Wherever the string "this" shows up in a line, count that line. Give the total alone.

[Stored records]
* start *

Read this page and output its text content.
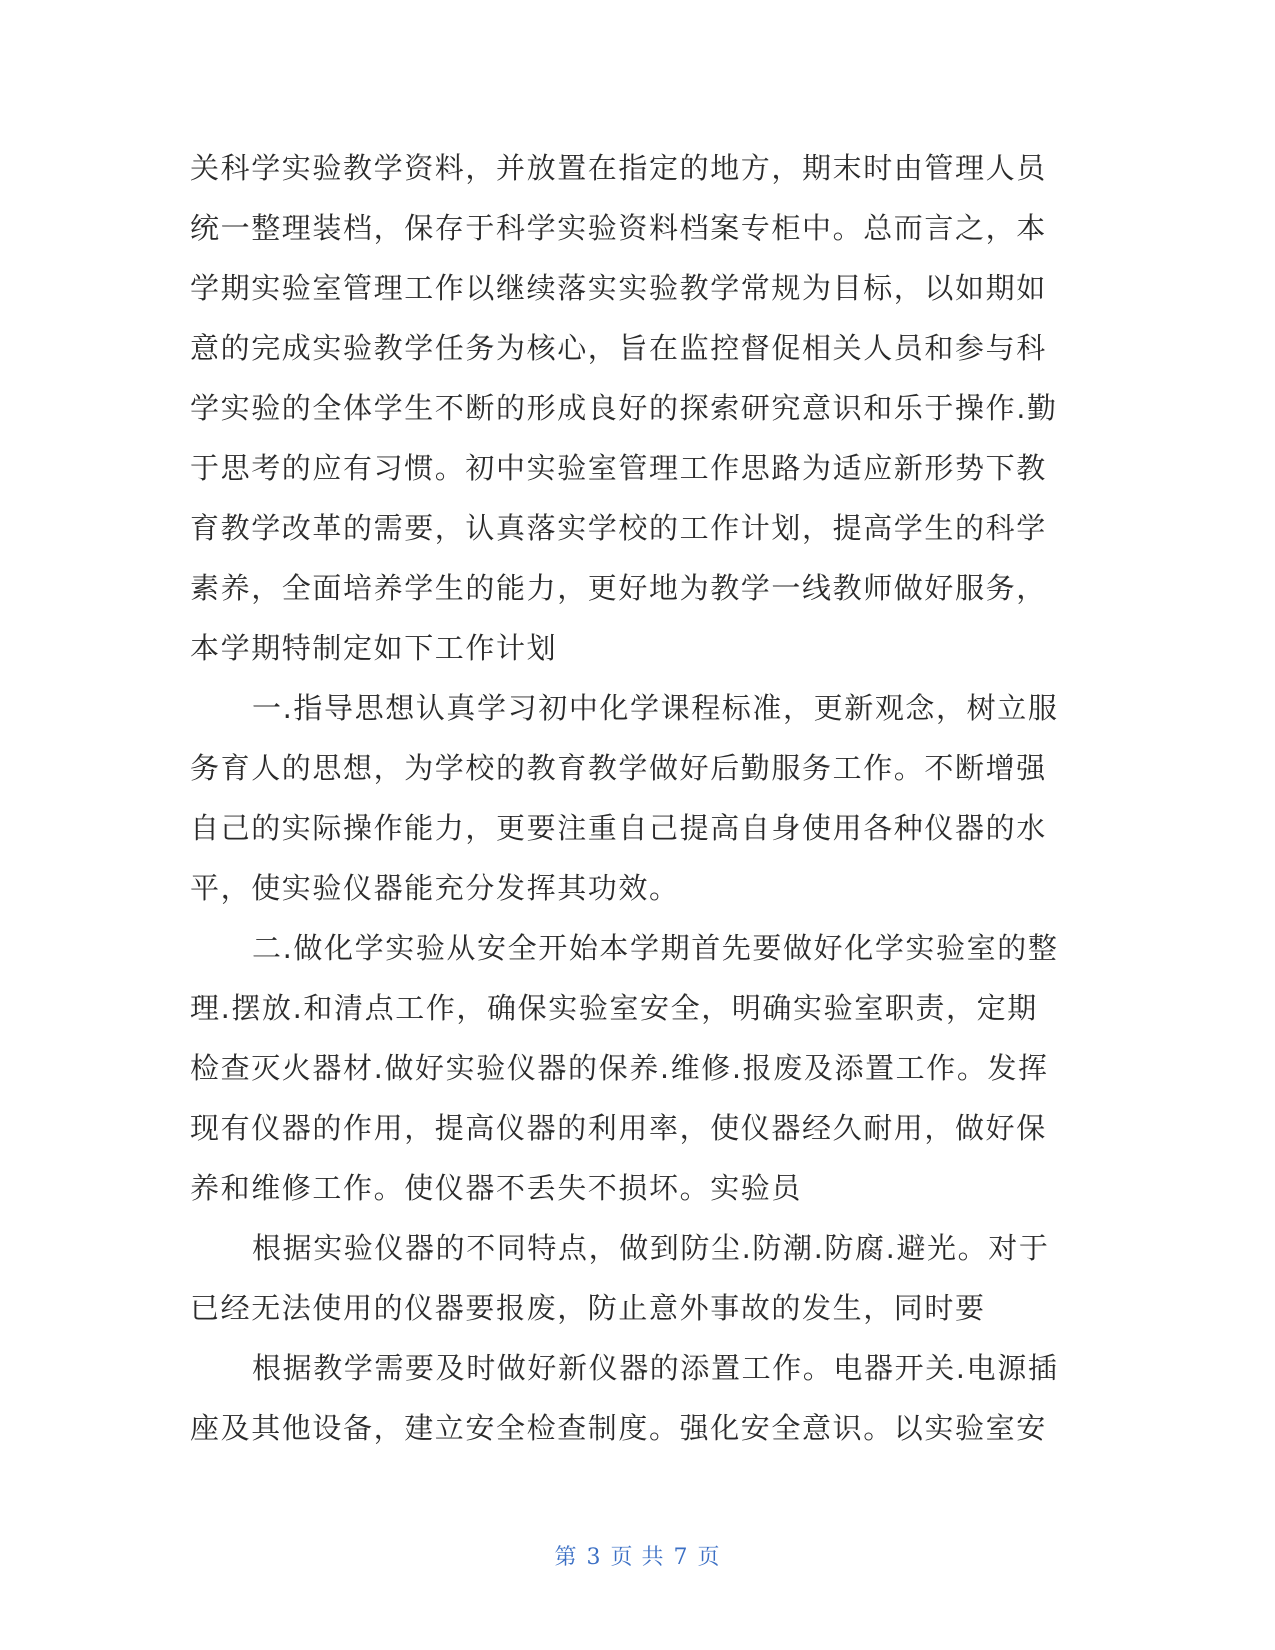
关科学实验教学资料，并放置在指定的地方，期末时由管理人员
统一整理装档，保存于科学实验资料档案专柜中。总而言之，本
学期实验室管理工作以继续落实实验教学常规为目标，以如期如
意的完成实验教学任务为核心，旨在监控督促相关人员和参与科
学实验的全体学生不断的形成良好的探索研究意识和乐于操作.勤
于思考的应有习惯。初中实验室管理工作思路为适应新形势下教
育教学改革的需要，认真落实学校的工作计划，提高学生的科学
素养，全面培养学生的能力，更好地为教学一线教师做好服务，
本学期特制定如下工作计划
一.指导思想认真学习初中化学课程标准，更新观念，树立服
务育人的思想，为学校的教育教学做好后勤服务工作。不断增强
自己的实际操作能力，更要注重自己提高自身使用各种仪器的水
平，使实验仪器能充分发挥其功效。
二.做化学实验从安全开始本学期首先要做好化学实验室的整
理.摆放.和清点工作，确保实验室安全，明确实验室职责，定期
检查灭火器材.做好实验仪器的保养.维修.报废及添置工作。发挥
现有仪器的作用，提高仪器的利用率，使仪器经久耐用，做好保
养和维修工作。使仪器不丢失不损坏。实验员
根据实验仪器的不同特点，做到防尘.防潮.防腐.避光。对于
已经无法使用的仪器要报废，防止意外事故的发生，同时要
根据教学需要及时做好新仪器的添置工作。电器开关.电源插
座及其他设备，建立安全检查制度。强化安全意识。以实验室安
第 3 页 共 7 页
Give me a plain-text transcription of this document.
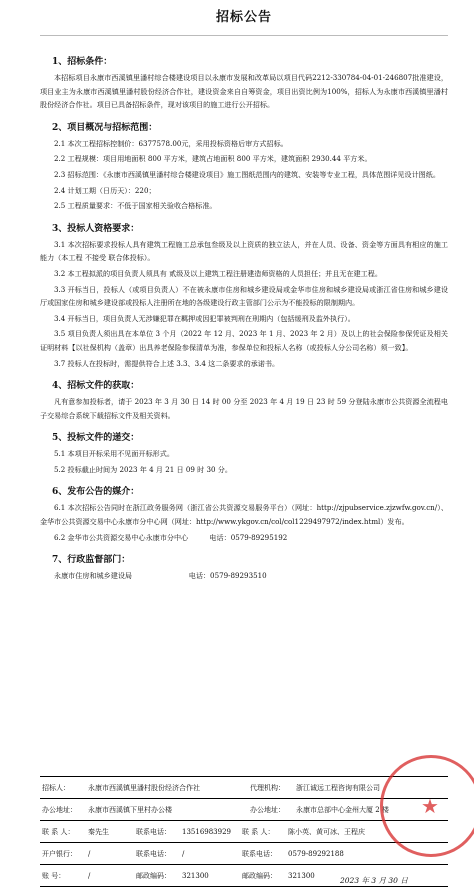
招标公告
1、招标条件：

本招标项目永康市西溪镇里潘村综合楼建设项目以永康市发展和改革局以项目代码2212-330784-04-01-246807批准建设，项目业主为永康市西溪镇里潘村股份经济合作社，建设资金来自自筹资金，项目出资比例为100%，招标人为永康市西溪镇里潘村股份经济合作社。项目已具备招标条件，现对该项目的施工进行公开招标。

2、项目概况与招标范围：

2.1 本次工程招标控制价：6377578.00元，采用投标资格后审方式招标。

2.2 工程规模：项目用地面积 800 平方米，建筑占地面积 800 平方米，建筑面积 2930.44 平方米。

2.3 招标范围：《永康市西溪镇里潘村综合楼建设项目》施工图纸范围内的建筑、安装等专业工程，具体范围详见设计图纸。

2.4 计划工期（日历天）：220；

2.5 工程质量要求：不低于国家相关验收合格标准。

3、投标人资格要求：

3.1 本次招标要求投标人具有建筑工程施工总承包叁级及以上资质的独立法人，并在人员、设备、资金等方面具有相应的施工能力（本工程 不接受 联合体投标）。

3.2 本工程拟派的项目负责人须具有 贰级及以上建筑工程注册建造师资格的人员担任；并且无在建工程。

3.3 开标当日，投标人（或项目负责人）不在被永康市住房和城乡建设局或金华市住房和城乡建设局或浙江省住房和城乡建设厅或国家住房和城乡建设部或投标人注册所在地的各级建设行政主管部门公示为不能投标的限制期内。

3.4 开标当日，项目负责人无涉嫌犯罪在羁押或因犯罪被判刑在刑期内（包括缓刑及监外执行）。

3.5 项目负责人须出具在本单位 3 个月（2022 年 12 月、2023 年 1 月、2023 年 2 月）及以上的社会保险参保凭证及相关证明材料【以社保机构（盖章）出具养老保险参保清单为准，参保单位和投标人名称（或投标人分公司名称）须一致】。

3.7 投标人在投标时，需提供符合上述 3.3、3.4 这二条要求的承诺书。

4、招标文件的获取：

凡有意参加投标者，请于 2023 年 3 月 30 日 14 时 00 分至 2023 年 4 月 19 日 23 时 59 分登陆永康市公共资源全流程电子交易综合系统下载招标文件及相关资料。

5、投标文件的递交：

5.1 本项目开标采用不见面开标形式。

5.2 投标截止时间为 2023 年 4 月 21 日 09 时 30 分。

6、发布公告的媒介：

6.1 本次招标公告同时在浙江政务服务网（浙江省公共资源交易服务平台）（网址：http://zjpubservice.zjzwfw.gov.cn/）、金华市公共资源交易中心永康市分中心网（网址：http://www.ykgov.cn/col/col1229497972/index.html）发布。

6.2 金华市公共资源交易中心永康市分中心　　　电话：0579-89295192

7、行政监督部门：

永康市住房和城乡建设局　　　　　　　　电话：0579-89293510

招标人：	永康市西溪镇里潘村股份经济合作社	代理机构：	浙江诚远工程咨询有限公司
办公地址：	永康市西溪镇下里村办公楼	办公地址：	永康市总部中心金州大厦 2 楼
联 系 人：	秦先生	联系电话：	13516983929	联 系 人：	陈小英、黄可冰、王程庆
开户银行：	/	联系电话：	/	联系电话：	0579-89292188
账 号：	/	邮政编码：	321300	邮政编码：	321300
★
2023 年 3 月 30 日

* end *

> [Exercise answer] 2